** BEGIN Supplied material **

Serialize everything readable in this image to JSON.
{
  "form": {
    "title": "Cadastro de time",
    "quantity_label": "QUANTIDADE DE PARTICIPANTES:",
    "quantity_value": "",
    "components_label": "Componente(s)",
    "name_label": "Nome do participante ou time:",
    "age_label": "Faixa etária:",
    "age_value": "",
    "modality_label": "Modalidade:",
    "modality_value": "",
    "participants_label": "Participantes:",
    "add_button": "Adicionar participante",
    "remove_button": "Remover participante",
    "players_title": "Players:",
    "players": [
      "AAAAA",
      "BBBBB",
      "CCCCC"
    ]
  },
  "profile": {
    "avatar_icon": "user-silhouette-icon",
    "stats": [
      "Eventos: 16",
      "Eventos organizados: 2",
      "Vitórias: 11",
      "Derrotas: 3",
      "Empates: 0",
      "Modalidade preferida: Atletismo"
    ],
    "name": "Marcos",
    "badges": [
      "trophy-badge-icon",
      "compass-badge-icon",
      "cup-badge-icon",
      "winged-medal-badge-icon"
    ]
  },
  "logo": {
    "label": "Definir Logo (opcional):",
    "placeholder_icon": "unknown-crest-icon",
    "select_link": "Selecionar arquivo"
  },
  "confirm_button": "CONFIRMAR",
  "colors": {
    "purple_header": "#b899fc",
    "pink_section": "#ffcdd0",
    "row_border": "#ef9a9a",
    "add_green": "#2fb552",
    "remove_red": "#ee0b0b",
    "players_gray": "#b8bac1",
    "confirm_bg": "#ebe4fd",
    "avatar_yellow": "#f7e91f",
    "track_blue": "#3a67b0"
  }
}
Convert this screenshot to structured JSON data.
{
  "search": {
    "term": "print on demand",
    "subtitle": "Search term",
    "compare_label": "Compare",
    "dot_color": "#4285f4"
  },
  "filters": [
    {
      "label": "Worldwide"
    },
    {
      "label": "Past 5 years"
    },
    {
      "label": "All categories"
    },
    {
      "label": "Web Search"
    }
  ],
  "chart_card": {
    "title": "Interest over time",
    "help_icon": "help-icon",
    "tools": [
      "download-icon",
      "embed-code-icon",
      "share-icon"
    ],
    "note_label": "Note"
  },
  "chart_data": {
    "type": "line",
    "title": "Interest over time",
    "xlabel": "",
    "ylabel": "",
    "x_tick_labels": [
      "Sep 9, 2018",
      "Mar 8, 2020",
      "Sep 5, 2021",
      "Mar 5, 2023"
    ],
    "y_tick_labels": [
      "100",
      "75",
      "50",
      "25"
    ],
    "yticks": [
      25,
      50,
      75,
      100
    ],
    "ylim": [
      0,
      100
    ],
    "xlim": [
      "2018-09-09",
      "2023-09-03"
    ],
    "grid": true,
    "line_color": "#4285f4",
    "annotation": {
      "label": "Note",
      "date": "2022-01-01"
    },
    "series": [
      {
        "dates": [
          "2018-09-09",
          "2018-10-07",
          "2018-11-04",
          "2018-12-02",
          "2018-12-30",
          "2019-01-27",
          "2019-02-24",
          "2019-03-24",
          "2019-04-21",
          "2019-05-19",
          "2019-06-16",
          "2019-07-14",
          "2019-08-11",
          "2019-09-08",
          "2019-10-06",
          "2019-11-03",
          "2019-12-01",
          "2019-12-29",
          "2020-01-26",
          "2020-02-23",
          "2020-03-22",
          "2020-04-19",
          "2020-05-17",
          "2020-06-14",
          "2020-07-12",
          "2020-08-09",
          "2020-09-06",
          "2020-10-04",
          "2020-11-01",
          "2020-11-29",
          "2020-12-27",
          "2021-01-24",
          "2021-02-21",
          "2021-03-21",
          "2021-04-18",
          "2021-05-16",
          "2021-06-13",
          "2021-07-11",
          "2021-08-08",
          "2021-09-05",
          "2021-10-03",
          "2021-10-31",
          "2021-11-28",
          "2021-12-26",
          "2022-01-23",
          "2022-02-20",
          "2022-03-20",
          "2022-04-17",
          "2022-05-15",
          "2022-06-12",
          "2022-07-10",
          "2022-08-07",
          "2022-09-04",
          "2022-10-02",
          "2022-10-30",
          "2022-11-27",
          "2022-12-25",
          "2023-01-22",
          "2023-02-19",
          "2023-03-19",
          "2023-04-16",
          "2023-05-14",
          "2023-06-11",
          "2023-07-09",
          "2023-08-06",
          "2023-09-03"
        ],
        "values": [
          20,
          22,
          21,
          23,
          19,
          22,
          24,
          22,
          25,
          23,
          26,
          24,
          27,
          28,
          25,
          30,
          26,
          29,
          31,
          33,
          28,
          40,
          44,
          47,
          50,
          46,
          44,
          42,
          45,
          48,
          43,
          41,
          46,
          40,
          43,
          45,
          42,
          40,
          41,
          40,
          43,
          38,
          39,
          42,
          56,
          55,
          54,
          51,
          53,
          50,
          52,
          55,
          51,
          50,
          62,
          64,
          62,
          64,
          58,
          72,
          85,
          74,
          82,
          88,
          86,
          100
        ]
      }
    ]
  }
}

** END Supplied material **

Your task
Copy every record above exactly as it appears.

Written reply
Serialize everything readable in this image to JSON.
{
  "form": {
    "title": "Cadastro de time",
    "quantity_label": "QUANTIDADE DE PARTICIPANTES:",
    "quantity_value": "",
    "components_label": "Componente(s)",
    "name_label": "Nome do participante ou time:",
    "age_label": "Faixa etária:",
    "age_value": "",
    "modality_label": "Modalidade:",
    "modality_value": "",
    "participants_label": "Participantes:",
    "add_button": "Adicionar participante",
    "remove_button": "Remover participante",
    "players_title": "Players:",
    "players": [
      "AAAAA",
      "BBBBB",
      "CCCCC"
    ]
  },
  "profile": {
    "avatar_icon": "user-silhouette-icon",
    "stats": [
      "Eventos: 16",
      "Eventos organizados: 2",
      "Vitórias: 11",
      "Derrotas: 3",
      "Empates: 0",
      "Modalidade preferida: Atletismo"
    ],
    "name": "Marcos",
    "badges": [
      "trophy-badge-icon",
      "compass-badge-icon",
      "cup-badge-icon",
      "winged-medal-badge-icon"
    ]
  },
  "logo": {
    "label": "Definir Logo (opcional):",
    "placeholder_icon": "unknown-crest-icon",
    "select_link": "Selecionar arquivo"
  },
  "confirm_button": "CONFIRMAR",
  "colors": {
    "purple_header": "#b899fc",
    "pink_section": "#ffcdd0",
    "row_border": "#ef9a9a",
    "add_green": "#2fb552",
    "remove_red": "#ee0b0b",
    "players_gray": "#b8bac1",
    "confirm_bg": "#ebe4fd",
    "avatar_yellow": "#f7e91f",
    "track_blue": "#3a67b0"
  }
}
Convert this screenshot to structured JSON data.
{
  "search": {
    "term": "print on demand",
    "subtitle": "Search term",
    "compare_label": "Compare",
    "dot_color": "#4285f4"
  },
  "filters": [
    {
      "label": "Worldwide"
    },
    {
      "label": "Past 5 years"
    },
    {
      "label": "All categories"
    },
    {
      "label": "Web Search"
    }
  ],
  "chart_card": {
    "title": "Interest over time",
    "help_icon": "help-icon",
    "tools": [
      "download-icon",
      "embed-code-icon",
      "share-icon"
    ],
    "note_label": "Note"
  },
  "chart_data": {
    "type": "line",
    "title": "Interest over time",
    "xlabel": "",
    "ylabel": "",
    "x_tick_labels": [
      "Sep 9, 2018",
      "Mar 8, 2020",
      "Sep 5, 2021",
      "Mar 5, 2023"
    ],
    "y_tick_labels": [
      "100",
      "75",
      "50",
      "25"
    ],
    "yticks": [
      25,
      50,
      75,
      100
    ],
    "ylim": [
      0,
      100
    ],
    "xlim": [
      "2018-09-09",
      "2023-09-03"
    ],
    "grid": true,
    "line_color": "#4285f4",
    "annotation": {
      "label": "Note",
      "date": "2022-01-01"
    },
    "series": [
      {
        "dates": [
          "2018-09-09",
          "2018-10-07",
          "2018-11-04",
          "2018-12-02",
          "2018-12-30",
          "2019-01-27",
          "2019-02-24",
          "2019-03-24",
          "2019-04-21",
          "2019-05-19",
          "2019-06-16",
          "2019-07-14",
          "2019-08-11",
          "2019-09-08",
          "2019-10-06",
          "2019-11-03",
          "2019-12-01",
          "2019-12-29",
          "2020-01-26",
          "2020-02-23",
          "2020-03-22",
          "2020-04-19",
          "2020-05-17",
          "2020-06-14",
          "2020-07-12",
          "2020-08-09",
          "2020-09-06",
          "2020-10-04",
          "2020-11-01",
          "2020-11-29",
          "2020-12-27",
          "2021-01-24",
          "2021-02-21",
          "2021-03-21",
          "2021-04-18",
          "2021-05-16",
          "2021-06-13",
          "2021-07-11",
          "2021-08-08",
          "2021-09-05",
          "2021-10-03",
          "2021-10-31",
          "2021-11-28",
          "2021-12-26",
          "2022-01-23",
          "2022-02-20",
          "2022-03-20",
          "2022-04-17",
          "2022-05-15",
          "2022-06-12",
          "2022-07-10",
          "2022-08-07",
          "2022-09-04",
          "2022-10-02",
          "2022-10-30",
          "2022-11-27",
          "2022-12-25",
          "2023-01-22",
          "2023-02-19",
          "2023-03-19",
          "2023-04-16",
          "2023-05-14",
          "2023-06-11",
          "2023-07-09",
          "2023-08-06",
          "2023-09-03"
        ],
        "values": [
          20,
          22,
          21,
          23,
          19,
          22,
          24,
          22,
          25,
          23,
          26,
          24,
          27,
          28,
          25,
          30,
          26,
          29,
          31,
          33,
          28,
          40,
          44,
          47,
          50,
          46,
          44,
          42,
          45,
          48,
          43,
          41,
          46,
          40,
          43,
          45,
          42,
          40,
          41,
          40,
          43,
          38,
          39,
          42,
          56,
          55,
          54,
          51,
          53,
          50,
          52,
          55,
          51,
          50,
          62,
          64,
          62,
          64,
          58,
          72,
          85,
          74,
          82,
          88,
          86,
          100
        ]
      }
    ]
  }
}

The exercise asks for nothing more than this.